• _EXERCISE BRIEF_
Return all the data, word for word.

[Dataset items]
- - -

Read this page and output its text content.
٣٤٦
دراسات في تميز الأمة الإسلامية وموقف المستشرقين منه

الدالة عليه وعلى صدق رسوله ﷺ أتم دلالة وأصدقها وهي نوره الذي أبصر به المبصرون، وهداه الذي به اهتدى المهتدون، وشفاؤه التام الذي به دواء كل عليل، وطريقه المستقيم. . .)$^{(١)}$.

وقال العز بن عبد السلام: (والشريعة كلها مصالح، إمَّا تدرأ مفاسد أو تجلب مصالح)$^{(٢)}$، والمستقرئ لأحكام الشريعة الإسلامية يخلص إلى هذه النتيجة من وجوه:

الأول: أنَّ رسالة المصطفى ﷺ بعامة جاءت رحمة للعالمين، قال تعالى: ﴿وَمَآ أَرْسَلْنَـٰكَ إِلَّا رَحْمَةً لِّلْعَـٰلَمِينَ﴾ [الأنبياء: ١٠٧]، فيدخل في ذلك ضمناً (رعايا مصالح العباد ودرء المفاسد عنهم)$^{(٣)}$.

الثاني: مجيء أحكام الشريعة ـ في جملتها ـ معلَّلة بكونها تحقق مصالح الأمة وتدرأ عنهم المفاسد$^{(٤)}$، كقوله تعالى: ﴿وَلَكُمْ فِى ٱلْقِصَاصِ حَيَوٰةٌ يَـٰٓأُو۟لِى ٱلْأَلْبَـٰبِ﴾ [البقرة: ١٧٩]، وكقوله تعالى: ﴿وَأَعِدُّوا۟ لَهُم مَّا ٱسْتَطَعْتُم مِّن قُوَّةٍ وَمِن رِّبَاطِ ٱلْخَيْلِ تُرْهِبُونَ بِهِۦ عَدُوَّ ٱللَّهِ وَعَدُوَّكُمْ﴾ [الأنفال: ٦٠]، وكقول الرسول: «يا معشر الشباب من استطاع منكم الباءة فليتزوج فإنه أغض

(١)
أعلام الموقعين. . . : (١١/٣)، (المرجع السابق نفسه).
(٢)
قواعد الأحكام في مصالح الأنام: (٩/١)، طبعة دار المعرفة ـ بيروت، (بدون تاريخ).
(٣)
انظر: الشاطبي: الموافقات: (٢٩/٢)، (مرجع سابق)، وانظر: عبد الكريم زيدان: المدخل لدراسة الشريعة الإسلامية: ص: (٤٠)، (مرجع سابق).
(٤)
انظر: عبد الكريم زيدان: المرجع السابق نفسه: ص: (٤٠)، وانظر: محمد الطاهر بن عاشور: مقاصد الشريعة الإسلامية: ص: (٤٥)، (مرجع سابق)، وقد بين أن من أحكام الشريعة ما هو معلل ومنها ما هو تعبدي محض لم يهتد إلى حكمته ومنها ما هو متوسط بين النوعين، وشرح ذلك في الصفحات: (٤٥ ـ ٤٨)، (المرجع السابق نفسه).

- - -

• _COMPLETED EXERCISE_
Read this page and output its text content.
٣٤٦
دراسات في تميز الأمة الإسلامية وموقف المستشرقين منه

الدالة عليه وعلى صدق رسوله ﷺ أتم دلالة وأصدقها وهي نوره الذي أبصر به المبصرون، وهداه الذي به اهتدى المهتدون، وشفاؤه التام الذي به دواء كل عليل، وطريقه المستقيم. . .)$^{(١)}$.

وقال العز بن عبد السلام: (والشريعة كلها مصالح، إمَّا تدرأ مفاسد أو تجلب مصالح)$^{(٢)}$، والمستقرئ لأحكام الشريعة الإسلامية يخلص إلى هذه النتيجة من وجوه:

الأول: أنَّ رسالة المصطفى ﷺ بعامة جاءت رحمة للعالمين، قال تعالى: ﴿وَمَآ أَرْسَلْنَـٰكَ إِلَّا رَحْمَةً لِّلْعَـٰلَمِينَ﴾ [الأنبياء: ١٠٧]، فيدخل في ذلك ضمناً (رعايا مصالح العباد ودرء المفاسد عنهم)$^{(٣)}$.

الثاني: مجيء أحكام الشريعة ـ في جملتها ـ معلَّلة بكونها تحقق مصالح الأمة وتدرأ عنهم المفاسد$^{(٤)}$، كقوله تعالى: ﴿وَلَكُمْ فِى ٱلْقِصَاصِ حَيَوٰةٌ يَـٰٓأُو۟لِى ٱلْأَلْبَـٰبِ﴾ [البقرة: ١٧٩]، وكقوله تعالى: ﴿وَأَعِدُّوا۟ لَهُم مَّا ٱسْتَطَعْتُم مِّن قُوَّةٍ وَمِن رِّبَاطِ ٱلْخَيْلِ تُرْهِبُونَ بِهِۦ عَدُوَّ ٱللَّهِ وَعَدُوَّكُمْ﴾ [الأنفال: ٦٠]، وكقول الرسول: «يا معشر الشباب من استطاع منكم الباءة فليتزوج فإنه أغض

(١)
أعلام الموقعين. . . : (١١/٣)، (المرجع السابق نفسه).
(٢)
قواعد الأحكام في مصالح الأنام: (٩/١)، طبعة دار المعرفة ـ بيروت، (بدون تاريخ).
(٣)
انظر: الشاطبي: الموافقات: (٢٩/٢)، (مرجع سابق)، وانظر: عبد الكريم زيدان: المدخل لدراسة الشريعة الإسلامية: ص: (٤٠)، (مرجع سابق).
(٤)
انظر: عبد الكريم زيدان: المرجع السابق نفسه: ص: (٤٠)، وانظر: محمد الطاهر بن عاشور: مقاصد الشريعة الإسلامية: ص: (٤٥)، (مرجع سابق)، وقد بين أن من أحكام الشريعة ما هو معلل ومنها ما هو تعبدي محض لم يهتد إلى حكمته ومنها ما هو متوسط بين النوعين، وشرح ذلك في الصفحات: (٤٥ ـ ٤٨)، (المرجع السابق نفسه).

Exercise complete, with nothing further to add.